Exercise: Identify the lines holding "Pemphigus" and copy them.

######

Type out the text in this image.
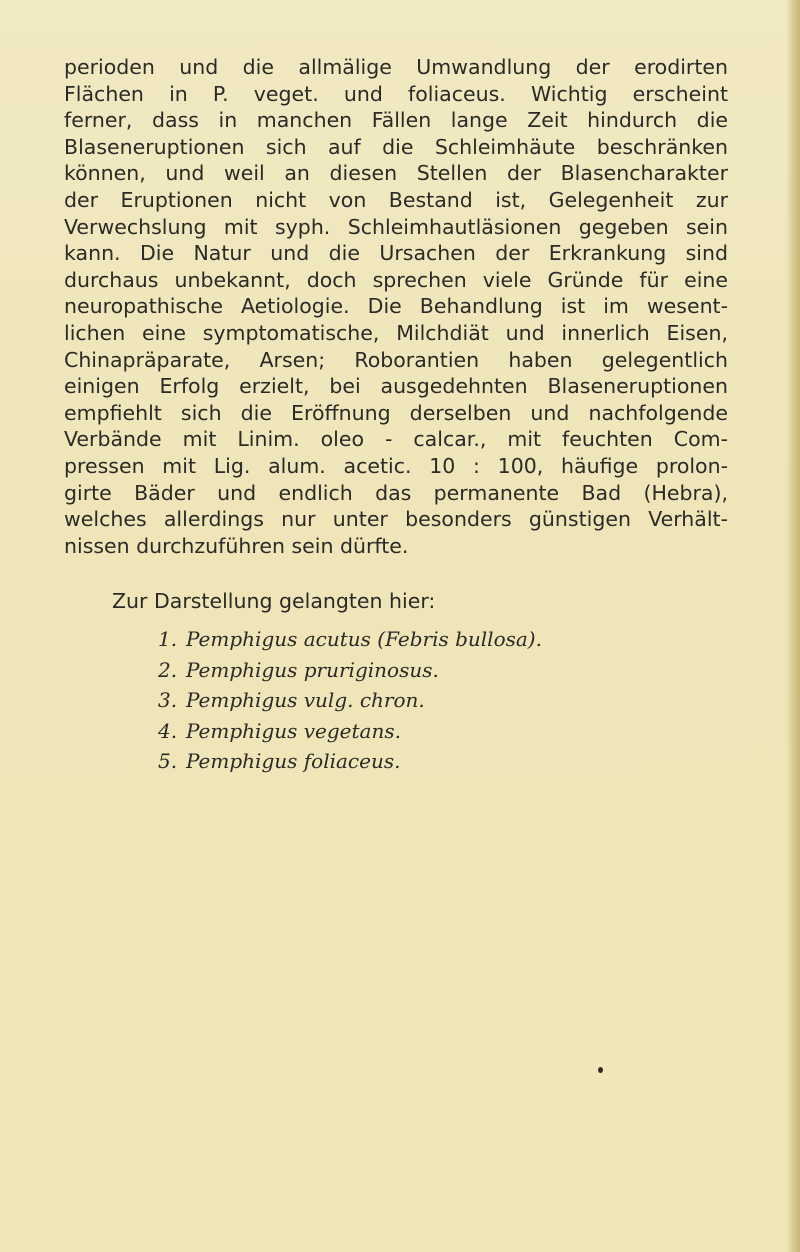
perioden und die allmälige Umwandlung der erodirten
Flächen in P. veget. und foliaceus. Wichtig erscheint
ferner, dass in manchen Fällen lange Zeit hindurch die
Blaseneruptionen sich auf die Schleimhäute beschränken
können, und weil an diesen Stellen der Blasencharakter
der Eruptionen nicht von Bestand ist, Gelegenheit zur
Verwechslung mit syph. Schleimhautläsionen gegeben sein
kann. Die Natur und die Ursachen der Erkrankung sind
durchaus unbekannt, doch sprechen viele Gründe für eine
neuropathische Aetiologie. Die Behandlung ist im wesent-
lichen eine symptomatische, Milchdiät und innerlich Eisen,
Chinapräparate, Arsen; Roborantien haben gelegentlich
einigen Erfolg erzielt, bei ausgedehnten Blaseneruptionen
empfiehlt sich die Eröffnung derselben und nachfolgende
Verbände mit Linim. oleo - calcar., mit feuchten Com-
pressen mit Lig. alum. acetic. 10 : 100, häufige prolon-
girte Bäder und endlich das permanente Bad (Hebra),
welches allerdings nur unter besonders günstigen Verhält-
nissen durchzuführen sein dürfte.
Zur Darstellung gelangten hier:
1. Pemphigus acutus (Febris bullosa).
2. Pemphigus pruriginosus.
3. Pemphigus vulg. chron.
4. Pemphigus vegetans.
5. Pemphigus foliaceus.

######

Task output:
1. Pemphigus acutus (Febris bullosa).
2. Pemphigus pruriginosus.
3. Pemphigus vulg. chron.
4. Pemphigus vegetans.
5. Pemphigus foliaceus.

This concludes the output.